PROMPT — All of the records below should be output exactly.
________
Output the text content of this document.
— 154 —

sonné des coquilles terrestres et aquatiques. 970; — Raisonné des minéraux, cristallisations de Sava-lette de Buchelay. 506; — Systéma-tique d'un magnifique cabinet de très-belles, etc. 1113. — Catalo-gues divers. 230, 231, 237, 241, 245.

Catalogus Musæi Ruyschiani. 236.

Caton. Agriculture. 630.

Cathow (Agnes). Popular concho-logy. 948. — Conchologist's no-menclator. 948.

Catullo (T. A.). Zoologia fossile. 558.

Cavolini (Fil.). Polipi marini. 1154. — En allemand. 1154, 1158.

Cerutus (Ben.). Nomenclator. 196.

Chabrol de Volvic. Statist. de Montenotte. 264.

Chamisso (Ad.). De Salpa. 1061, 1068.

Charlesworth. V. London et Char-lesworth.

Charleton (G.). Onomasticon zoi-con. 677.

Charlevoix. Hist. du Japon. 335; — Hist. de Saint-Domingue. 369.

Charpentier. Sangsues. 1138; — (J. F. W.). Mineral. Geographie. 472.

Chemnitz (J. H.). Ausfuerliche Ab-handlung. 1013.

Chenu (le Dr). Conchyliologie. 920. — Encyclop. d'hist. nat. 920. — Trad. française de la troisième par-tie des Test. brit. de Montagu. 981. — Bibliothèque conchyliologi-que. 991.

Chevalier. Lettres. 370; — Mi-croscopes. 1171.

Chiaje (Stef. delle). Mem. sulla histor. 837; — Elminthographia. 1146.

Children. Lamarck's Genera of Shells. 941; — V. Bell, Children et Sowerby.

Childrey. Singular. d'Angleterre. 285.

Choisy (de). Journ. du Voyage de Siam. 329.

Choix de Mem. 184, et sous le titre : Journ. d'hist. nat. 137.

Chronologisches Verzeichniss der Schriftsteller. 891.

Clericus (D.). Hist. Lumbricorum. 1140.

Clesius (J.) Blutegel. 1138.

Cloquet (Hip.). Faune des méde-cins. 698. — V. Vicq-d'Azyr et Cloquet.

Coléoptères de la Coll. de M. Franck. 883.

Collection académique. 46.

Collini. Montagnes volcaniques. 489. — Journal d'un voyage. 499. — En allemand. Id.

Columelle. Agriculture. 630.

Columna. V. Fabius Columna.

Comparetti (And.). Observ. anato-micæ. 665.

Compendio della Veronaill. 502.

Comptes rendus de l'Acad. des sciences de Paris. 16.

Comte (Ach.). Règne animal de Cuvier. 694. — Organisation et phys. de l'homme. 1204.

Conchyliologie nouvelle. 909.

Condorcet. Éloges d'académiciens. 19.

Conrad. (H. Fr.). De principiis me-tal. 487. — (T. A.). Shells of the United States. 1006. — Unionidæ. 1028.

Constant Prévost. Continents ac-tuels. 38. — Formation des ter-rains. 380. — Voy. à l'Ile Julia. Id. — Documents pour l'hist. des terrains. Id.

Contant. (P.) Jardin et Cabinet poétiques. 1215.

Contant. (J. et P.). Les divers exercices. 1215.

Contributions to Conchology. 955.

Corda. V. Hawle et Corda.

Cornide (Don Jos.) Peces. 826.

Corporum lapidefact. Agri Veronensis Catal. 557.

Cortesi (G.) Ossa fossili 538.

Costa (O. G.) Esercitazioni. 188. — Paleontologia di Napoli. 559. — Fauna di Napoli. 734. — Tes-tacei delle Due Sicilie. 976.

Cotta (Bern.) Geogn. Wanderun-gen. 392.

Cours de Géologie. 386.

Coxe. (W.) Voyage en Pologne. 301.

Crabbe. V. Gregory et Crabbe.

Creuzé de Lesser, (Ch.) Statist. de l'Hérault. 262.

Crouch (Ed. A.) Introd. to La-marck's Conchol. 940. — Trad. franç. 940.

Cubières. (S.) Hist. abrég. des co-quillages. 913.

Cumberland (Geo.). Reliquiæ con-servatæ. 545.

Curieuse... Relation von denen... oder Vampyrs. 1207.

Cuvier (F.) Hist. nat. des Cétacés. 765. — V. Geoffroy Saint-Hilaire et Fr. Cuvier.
________
THE REPLY —
Output the text content of this document.
— 154 —

sonné des coquilles terrestres et aquatiques. 970; — Raisonné des minéraux, cristallisations de Sava-lette de Buchelay. 506; — Systéma-tique d'un magnifique cabinet de très-belles, etc. 1113. — Catalo-gues divers. 230, 231, 237, 241, 245.

Catalogus Musæi Ruyschiani. 236.

Caton. Agriculture. 630.

Cathow (Agnes). Popular concho-logy. 948. — Conchologist's no-menclator. 948.

Catullo (T. A.). Zoologia fossile. 558.

Cavolini (Fil.). Polipi marini. 1154. — En allemand. 1154, 1158.

Cerutus (Ben.). Nomenclator. 196.

Chabrol de Volvic. Statist. de Montenotte. 264.

Chamisso (Ad.). De Salpa. 1061, 1068.

Charlesworth. V. London et Char-lesworth.

Charleton (G.). Onomasticon zoi-con. 677.

Charlevoix. Hist. du Japon. 335; — Hist. de Saint-Domingue. 369.

Charpentier. Sangsues. 1138; — (J. F. W.). Mineral. Geographie. 472.

Chemnitz (J. H.). Ausfuerliche Ab-handlung. 1013.

Chenu (le Dr). Conchyliologie. 920. — Encyclop. d'hist. nat. 920. — Trad. française de la troisième par-tie des Test. brit. de Montagu. 981. — Bibliothèque conchyliologi-que. 991.

Chevalier. Lettres. 370; — Mi-croscopes. 1171.

Chiaje (Stef. delle). Mem. sulla histor. 837; — Elminthographia. 1146.

Children. Lamarck's Genera of Shells. 941; — V. Bell, Children et Sowerby.

Childrey. Singular. d'Angleterre. 285.

Choisy (de). Journ. du Voyage de Siam. 329.

Choix de Mem. 184, et sous le titre : Journ. d'hist. nat. 137.

Chronologisches Verzeichniss der Schriftsteller. 891.

Clericus (D.). Hist. Lumbricorum. 1140.

Clesius (J.) Blutegel. 1138.

Cloquet (Hip.). Faune des méde-cins. 698. — V. Vicq-d'Azyr et Cloquet.

Coléoptères de la Coll. de M. Franck. 883.

Collection académique. 46.

Collini. Montagnes volcaniques. 489. — Journal d'un voyage. 499. — En allemand. Id.

Columelle. Agriculture. 630.

Columna. V. Fabius Columna.

Comparetti (And.). Observ. anato-micæ. 665.

Compendio della Veronaill. 502.

Comptes rendus de l'Acad. des sciences de Paris. 16.

Comte (Ach.). Règne animal de Cuvier. 694. — Organisation et phys. de l'homme. 1204.

Conchyliologie nouvelle. 909.

Condorcet. Éloges d'académiciens. 19.

Conrad. (H. Fr.). De principiis me-tal. 487. — (T. A.). Shells of the United States. 1006. — Unionidæ. 1028.

Constant Prévost. Continents ac-tuels. 38. — Formation des ter-rains. 380. — Voy. à l'Ile Julia. Id. — Documents pour l'hist. des terrains. Id.

Contant. (P.) Jardin et Cabinet poétiques. 1215.

Contant. (J. et P.). Les divers exercices. 1215.

Contributions to Conchology. 955.

Corda. V. Hawle et Corda.

Cornide (Don Jos.) Peces. 826.

Corporum lapidefact. Agri Veronensis Catal. 557.

Cortesi (G.) Ossa fossili 538.

Costa (O. G.) Esercitazioni. 188. — Paleontologia di Napoli. 559. — Fauna di Napoli. 734. — Tes-tacei delle Due Sicilie. 976.

Cotta (Bern.) Geogn. Wanderun-gen. 392.

Cours de Géologie. 386.

Coxe. (W.) Voyage en Pologne. 301.

Crabbe. V. Gregory et Crabbe.

Creuzé de Lesser, (Ch.) Statist. de l'Hérault. 262.

Crouch (Ed. A.) Introd. to La-marck's Conchol. 940. — Trad. franç. 940.

Cubières. (S.) Hist. abrég. des co-quillages. 913.

Cumberland (Geo.). Reliquiæ con-servatæ. 545.

Curieuse... Relation von denen... oder Vampyrs. 1207.

Cuvier (F.) Hist. nat. des Cétacés. 765. — V. Geoffroy Saint-Hilaire et Fr. Cuvier.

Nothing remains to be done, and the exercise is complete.